● **RECORDS FOR THE EXERCISE**
--*--
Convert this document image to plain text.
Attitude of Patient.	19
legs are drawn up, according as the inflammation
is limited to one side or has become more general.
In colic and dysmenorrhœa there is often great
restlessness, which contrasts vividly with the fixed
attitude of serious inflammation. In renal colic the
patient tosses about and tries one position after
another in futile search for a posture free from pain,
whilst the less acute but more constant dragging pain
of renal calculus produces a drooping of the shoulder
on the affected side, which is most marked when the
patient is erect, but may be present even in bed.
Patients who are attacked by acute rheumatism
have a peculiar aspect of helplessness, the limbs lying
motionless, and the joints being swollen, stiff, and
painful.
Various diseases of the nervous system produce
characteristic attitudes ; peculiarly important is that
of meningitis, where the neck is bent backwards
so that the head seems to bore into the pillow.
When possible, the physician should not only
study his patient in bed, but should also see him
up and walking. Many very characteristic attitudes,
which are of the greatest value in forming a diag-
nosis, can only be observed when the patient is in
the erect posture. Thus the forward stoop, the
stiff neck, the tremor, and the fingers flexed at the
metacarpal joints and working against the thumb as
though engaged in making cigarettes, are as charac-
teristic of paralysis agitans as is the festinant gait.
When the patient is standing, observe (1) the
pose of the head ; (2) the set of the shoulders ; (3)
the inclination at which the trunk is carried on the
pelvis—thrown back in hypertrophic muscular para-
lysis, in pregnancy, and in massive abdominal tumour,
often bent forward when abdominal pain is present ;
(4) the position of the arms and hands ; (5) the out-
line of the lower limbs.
--*--
● **TASK STATEMENT**
Every entry above must appear again in the reply, exactly as it stands.

● **REPLY TO THE TASK**
Convert this document image to plain text.
Attitude of Patient.	19
legs are drawn up, according as the inflammation
is limited to one side or has become more general.
In colic and dysmenorrhœa there is often great
restlessness, which contrasts vividly with the fixed
attitude of serious inflammation. In renal colic the
patient tosses about and tries one position after
another in futile search for a posture free from pain,
whilst the less acute but more constant dragging pain
of renal calculus produces a drooping of the shoulder
on the affected side, which is most marked when the
patient is erect, but may be present even in bed.
Patients who are attacked by acute rheumatism
have a peculiar aspect of helplessness, the limbs lying
motionless, and the joints being swollen, stiff, and
painful.
Various diseases of the nervous system produce
characteristic attitudes ; peculiarly important is that
of meningitis, where the neck is bent backwards
so that the head seems to bore into the pillow.
When possible, the physician should not only
study his patient in bed, but should also see him
up and walking. Many very characteristic attitudes,
which are of the greatest value in forming a diag-
nosis, can only be observed when the patient is in
the erect posture. Thus the forward stoop, the
stiff neck, the tremor, and the fingers flexed at the
metacarpal joints and working against the thumb as
though engaged in making cigarettes, are as charac-
teristic of paralysis agitans as is the festinant gait.
When the patient is standing, observe (1) the
pose of the head ; (2) the set of the shoulders ; (3)
the inclination at which the trunk is carried on the
pelvis—thrown back in hypertrophic muscular para-
lysis, in pregnancy, and in massive abdominal tumour,
often bent forward when abdominal pain is present ;
(4) the position of the arms and hands ; (5) the out-
line of the lower limbs.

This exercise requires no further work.